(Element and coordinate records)
• • • • • • •

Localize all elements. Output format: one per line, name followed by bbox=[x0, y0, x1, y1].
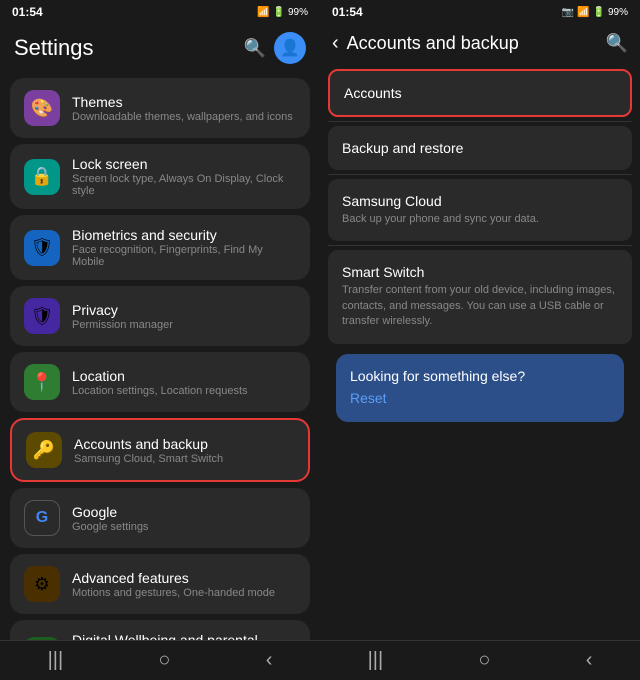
themes-subtitle: Downloadable themes, wallpapers, and ico… bbox=[72, 111, 293, 123]
biometrics-title: Biometrics and security bbox=[72, 227, 296, 243]
settings-item-google[interactable]: G Google Google settings bbox=[10, 488, 310, 548]
settings-item-privacy[interactable]: 🛡 Privacy Permission manager bbox=[10, 286, 310, 346]
divider-1 bbox=[328, 121, 632, 122]
left-nav-back[interactable]: ‹ bbox=[266, 649, 273, 672]
wellbeing-title: Digital Wellbeing and parental controls bbox=[72, 632, 296, 640]
right-item-backup[interactable]: Backup and restore bbox=[328, 126, 632, 170]
right-nav-back[interactable]: ‹ bbox=[586, 649, 593, 672]
settings-item-wellbeing[interactable]: 🌿 Digital Wellbeing and parental control… bbox=[10, 620, 310, 640]
right-samsung-cloud-subtitle: Back up your phone and sync your data. bbox=[342, 212, 618, 227]
settings-item-themes[interactable]: 🎨 Themes Downloadable themes, wallpapers… bbox=[10, 78, 310, 138]
advanced-title: Advanced features bbox=[72, 570, 275, 586]
left-navbar: ||| ○ ‹ bbox=[0, 640, 320, 680]
left-signal-icon: 📶 bbox=[257, 7, 269, 18]
google-title: Google bbox=[72, 504, 148, 520]
lockscreen-title: Lock screen bbox=[72, 156, 296, 172]
looking-box: Looking for something else? Reset bbox=[336, 354, 624, 422]
privacy-title: Privacy bbox=[72, 302, 173, 318]
settings-item-accounts[interactable]: 🔑 Accounts and backup Samsung Cloud, Sma… bbox=[10, 418, 310, 482]
avatar[interactable]: 👤 bbox=[274, 32, 306, 64]
google-subtitle: Google settings bbox=[72, 521, 148, 533]
right-smart-switch-title: Smart Switch bbox=[342, 264, 618, 280]
right-search-icon[interactable]: 🔍 bbox=[606, 33, 628, 54]
right-item-smart-switch[interactable]: Smart Switch Transfer content from your … bbox=[328, 250, 632, 343]
location-icon: 📍 bbox=[24, 364, 60, 400]
advanced-text: Advanced features Motions and gestures, … bbox=[72, 570, 275, 599]
google-text: Google Google settings bbox=[72, 504, 148, 533]
privacy-icon: 🛡 bbox=[24, 298, 60, 334]
right-accounts-title: Accounts bbox=[344, 85, 616, 101]
wellbeing-text: Digital Wellbeing and parental controls … bbox=[72, 632, 296, 640]
right-item-accounts[interactable]: Accounts bbox=[328, 69, 632, 117]
right-smart-switch-subtitle: Transfer content from your old device, i… bbox=[342, 283, 618, 329]
settings-list: 🎨 Themes Downloadable themes, wallpapers… bbox=[0, 74, 320, 640]
privacy-subtitle: Permission manager bbox=[72, 319, 173, 331]
biometrics-icon: 🛡 bbox=[24, 230, 60, 266]
right-time: 01:54 bbox=[332, 5, 363, 19]
right-panel: 01:54 📷 📶 🔋 99% ‹ Accounts and backup 🔍 … bbox=[320, 0, 640, 680]
lockscreen-text: Lock screen Screen lock type, Always On … bbox=[72, 156, 296, 197]
left-panel: 01:54 📶 🔋 99% Settings 🔍 👤 🎨 Themes Down… bbox=[0, 0, 320, 680]
divider-2 bbox=[328, 174, 632, 175]
right-status-icons: 📷 📶 🔋 99% bbox=[562, 7, 628, 18]
right-camera-icon: 📷 bbox=[562, 7, 574, 18]
right-battery-pct: 99% bbox=[608, 7, 628, 18]
themes-text: Themes Downloadable themes, wallpapers, … bbox=[72, 94, 293, 123]
lockscreen-icon: 🔒 bbox=[24, 159, 60, 195]
themes-title: Themes bbox=[72, 94, 293, 110]
location-text: Location Location settings, Location req… bbox=[72, 368, 248, 397]
right-backup-title: Backup and restore bbox=[342, 140, 618, 156]
settings-item-lockscreen[interactable]: 🔒 Lock screen Screen lock type, Always O… bbox=[10, 144, 310, 209]
settings-item-biometrics[interactable]: 🛡 Biometrics and security Face recogniti… bbox=[10, 215, 310, 280]
privacy-text: Privacy Permission manager bbox=[72, 302, 173, 331]
left-nav-apps[interactable]: ||| bbox=[48, 649, 64, 672]
biometrics-text: Biometrics and security Face recognition… bbox=[72, 227, 296, 268]
accounts-title: Accounts and backup bbox=[74, 436, 223, 452]
themes-icon: 🎨 bbox=[24, 90, 60, 126]
left-time: 01:54 bbox=[12, 5, 43, 19]
back-button[interactable]: ‹ bbox=[332, 32, 339, 55]
right-signal-icon: 📶 bbox=[577, 7, 589, 18]
accounts-icon: 🔑 bbox=[26, 432, 62, 468]
right-header: ‹ Accounts and backup 🔍 bbox=[320, 24, 640, 65]
left-battery-pct: 99% bbox=[288, 7, 308, 18]
settings-item-location[interactable]: 📍 Location Location settings, Location r… bbox=[10, 352, 310, 412]
advanced-icon: ⚙ bbox=[24, 566, 60, 602]
right-samsung-cloud-title: Samsung Cloud bbox=[342, 193, 618, 209]
lockscreen-subtitle: Screen lock type, Always On Display, Clo… bbox=[72, 173, 296, 197]
right-page-title: Accounts and backup bbox=[347, 33, 606, 54]
right-battery-icon: 🔋 bbox=[593, 7, 605, 18]
right-navbar: ||| ○ ‹ bbox=[320, 640, 640, 680]
google-icon: G bbox=[24, 500, 60, 536]
right-status-bar: 01:54 📷 📶 🔋 99% bbox=[320, 0, 640, 24]
right-nav-apps[interactable]: ||| bbox=[368, 649, 384, 672]
left-battery-icon: 🔋 bbox=[273, 7, 285, 18]
biometrics-subtitle: Face recognition, Fingerprints, Find My … bbox=[72, 244, 296, 268]
looking-title: Looking for something else? bbox=[350, 368, 610, 384]
location-title: Location bbox=[72, 368, 248, 384]
search-icon[interactable]: 🔍 bbox=[244, 38, 266, 59]
advanced-subtitle: Motions and gestures, One-handed mode bbox=[72, 587, 275, 599]
right-item-samsung-cloud[interactable]: Samsung Cloud Back up your phone and syn… bbox=[328, 179, 632, 241]
header-icon-group: 🔍 👤 bbox=[244, 32, 306, 64]
settings-title: Settings bbox=[14, 35, 94, 61]
avatar-icon: 👤 bbox=[280, 38, 300, 58]
location-subtitle: Location settings, Location requests bbox=[72, 385, 248, 397]
left-status-bar: 01:54 📶 🔋 99% bbox=[0, 0, 320, 24]
right-nav-home[interactable]: ○ bbox=[478, 649, 490, 672]
reset-link[interactable]: Reset bbox=[350, 390, 387, 406]
accounts-text: Accounts and backup Samsung Cloud, Smart… bbox=[74, 436, 223, 465]
right-menu-list: Accounts Backup and restore Samsung Clou… bbox=[320, 65, 640, 640]
left-header: Settings 🔍 👤 bbox=[0, 24, 320, 74]
left-nav-home[interactable]: ○ bbox=[158, 649, 170, 672]
settings-item-advanced[interactable]: ⚙ Advanced features Motions and gestures… bbox=[10, 554, 310, 614]
divider-3 bbox=[328, 245, 632, 246]
left-status-icons: 📶 🔋 99% bbox=[257, 7, 308, 18]
accounts-subtitle: Samsung Cloud, Smart Switch bbox=[74, 453, 223, 465]
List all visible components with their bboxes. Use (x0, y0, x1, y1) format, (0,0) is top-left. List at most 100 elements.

• • • • • • •

_Objective_
Write out the lines above exactly, covering every record, and leave the pictures out of your answer.

_The response_
Localize all elements. Output format: one per line, name followed by bbox=[x0, y0, x1, y1].
themes-subtitle: Downloadable themes, wallpapers, and ico… bbox=[72, 111, 293, 123]
biometrics-title: Biometrics and security bbox=[72, 227, 296, 243]
settings-item-google[interactable]: G Google Google settings bbox=[10, 488, 310, 548]
settings-item-privacy[interactable]: 🛡 Privacy Permission manager bbox=[10, 286, 310, 346]
divider-1 bbox=[328, 121, 632, 122]
left-nav-back[interactable]: ‹ bbox=[266, 649, 273, 672]
wellbeing-title: Digital Wellbeing and parental controls bbox=[72, 632, 296, 640]
right-item-backup[interactable]: Backup and restore bbox=[328, 126, 632, 170]
right-nav-back[interactable]: ‹ bbox=[586, 649, 593, 672]
settings-item-wellbeing[interactable]: 🌿 Digital Wellbeing and parental control… bbox=[10, 620, 310, 640]
right-samsung-cloud-subtitle: Back up your phone and sync your data. bbox=[342, 212, 618, 227]
settings-item-themes[interactable]: 🎨 Themes Downloadable themes, wallpapers… bbox=[10, 78, 310, 138]
advanced-title: Advanced features bbox=[72, 570, 275, 586]
left-navbar: ||| ○ ‹ bbox=[0, 640, 320, 680]
left-signal-icon: 📶 bbox=[257, 7, 269, 18]
google-title: Google bbox=[72, 504, 148, 520]
lockscreen-title: Lock screen bbox=[72, 156, 296, 172]
looking-box: Looking for something else? Reset bbox=[336, 354, 624, 422]
privacy-title: Privacy bbox=[72, 302, 173, 318]
settings-item-accounts[interactable]: 🔑 Accounts and backup Samsung Cloud, Sma… bbox=[10, 418, 310, 482]
avatar[interactable]: 👤 bbox=[274, 32, 306, 64]
google-subtitle: Google settings bbox=[72, 521, 148, 533]
right-smart-switch-title: Smart Switch bbox=[342, 264, 618, 280]
right-search-icon[interactable]: 🔍 bbox=[606, 33, 628, 54]
right-item-smart-switch[interactable]: Smart Switch Transfer content from your … bbox=[328, 250, 632, 343]
location-icon: 📍 bbox=[24, 364, 60, 400]
advanced-text: Advanced features Motions and gestures, … bbox=[72, 570, 275, 599]
google-text: Google Google settings bbox=[72, 504, 148, 533]
privacy-icon: 🛡 bbox=[24, 298, 60, 334]
right-accounts-title: Accounts bbox=[344, 85, 616, 101]
wellbeing-text: Digital Wellbeing and parental controls … bbox=[72, 632, 296, 640]
right-item-accounts[interactable]: Accounts bbox=[328, 69, 632, 117]
right-smart-switch-subtitle: Transfer content from your old device, i… bbox=[342, 283, 618, 329]
settings-list: 🎨 Themes Downloadable themes, wallpapers… bbox=[0, 74, 320, 640]
privacy-subtitle: Permission manager bbox=[72, 319, 173, 331]
biometrics-icon: 🛡 bbox=[24, 230, 60, 266]
right-time: 01:54 bbox=[332, 5, 363, 19]
right-panel: 01:54 📷 📶 🔋 99% ‹ Accounts and backup 🔍 … bbox=[320, 0, 640, 680]
lockscreen-text: Lock screen Screen lock type, Always On … bbox=[72, 156, 296, 197]
left-panel: 01:54 📶 🔋 99% Settings 🔍 👤 🎨 Themes Down… bbox=[0, 0, 320, 680]
divider-2 bbox=[328, 174, 632, 175]
right-status-icons: 📷 📶 🔋 99% bbox=[562, 7, 628, 18]
right-camera-icon: 📷 bbox=[562, 7, 574, 18]
right-battery-pct: 99% bbox=[608, 7, 628, 18]
themes-text: Themes Downloadable themes, wallpapers, … bbox=[72, 94, 293, 123]
lockscreen-icon: 🔒 bbox=[24, 159, 60, 195]
themes-title: Themes bbox=[72, 94, 293, 110]
location-text: Location Location settings, Location req… bbox=[72, 368, 248, 397]
right-backup-title: Backup and restore bbox=[342, 140, 618, 156]
settings-item-lockscreen[interactable]: 🔒 Lock screen Screen lock type, Always O… bbox=[10, 144, 310, 209]
settings-item-biometrics[interactable]: 🛡 Biometrics and security Face recogniti… bbox=[10, 215, 310, 280]
privacy-text: Privacy Permission manager bbox=[72, 302, 173, 331]
left-nav-apps[interactable]: ||| bbox=[48, 649, 64, 672]
biometrics-text: Biometrics and security Face recognition… bbox=[72, 227, 296, 268]
accounts-title: Accounts and backup bbox=[74, 436, 223, 452]
themes-icon: 🎨 bbox=[24, 90, 60, 126]
left-time: 01:54 bbox=[12, 5, 43, 19]
back-button[interactable]: ‹ bbox=[332, 32, 339, 55]
right-signal-icon: 📶 bbox=[577, 7, 589, 18]
accounts-icon: 🔑 bbox=[26, 432, 62, 468]
right-header: ‹ Accounts and backup 🔍 bbox=[320, 24, 640, 65]
left-battery-pct: 99% bbox=[288, 7, 308, 18]
settings-item-location[interactable]: 📍 Location Location settings, Location r… bbox=[10, 352, 310, 412]
advanced-icon: ⚙ bbox=[24, 566, 60, 602]
right-samsung-cloud-title: Samsung Cloud bbox=[342, 193, 618, 209]
lockscreen-subtitle: Screen lock type, Always On Display, Clo… bbox=[72, 173, 296, 197]
right-page-title: Accounts and backup bbox=[347, 33, 606, 54]
right-battery-icon: 🔋 bbox=[593, 7, 605, 18]
right-navbar: ||| ○ ‹ bbox=[320, 640, 640, 680]
google-icon: G bbox=[24, 500, 60, 536]
right-status-bar: 01:54 📷 📶 🔋 99% bbox=[320, 0, 640, 24]
right-nav-apps[interactable]: ||| bbox=[368, 649, 384, 672]
left-battery-icon: 🔋 bbox=[273, 7, 285, 18]
biometrics-subtitle: Face recognition, Fingerprints, Find My … bbox=[72, 244, 296, 268]
looking-title: Looking for something else? bbox=[350, 368, 610, 384]
location-title: Location bbox=[72, 368, 248, 384]
search-icon[interactable]: 🔍 bbox=[244, 38, 266, 59]
advanced-subtitle: Motions and gestures, One-handed mode bbox=[72, 587, 275, 599]
right-item-samsung-cloud[interactable]: Samsung Cloud Back up your phone and syn… bbox=[328, 179, 632, 241]
header-icon-group: 🔍 👤 bbox=[244, 32, 306, 64]
settings-title: Settings bbox=[14, 35, 94, 61]
avatar-icon: 👤 bbox=[280, 38, 300, 58]
location-subtitle: Location settings, Location requests bbox=[72, 385, 248, 397]
left-status-bar: 01:54 📶 🔋 99% bbox=[0, 0, 320, 24]
right-nav-home[interactable]: ○ bbox=[478, 649, 490, 672]
reset-link[interactable]: Reset bbox=[350, 390, 387, 406]
accounts-text: Accounts and backup Samsung Cloud, Smart… bbox=[74, 436, 223, 465]
right-menu-list: Accounts Backup and restore Samsung Clou… bbox=[320, 65, 640, 640]
left-header: Settings 🔍 👤 bbox=[0, 24, 320, 74]
left-nav-home[interactable]: ○ bbox=[158, 649, 170, 672]
settings-item-advanced[interactable]: ⚙ Advanced features Motions and gestures… bbox=[10, 554, 310, 614]
divider-3 bbox=[328, 245, 632, 246]
left-status-icons: 📶 🔋 99% bbox=[257, 7, 308, 18]
accounts-subtitle: Samsung Cloud, Smart Switch bbox=[74, 453, 223, 465]
List all visible components with their bboxes. Use (x0, y0, x1, y1) format, (0,0) is top-left. List at most 100 elements.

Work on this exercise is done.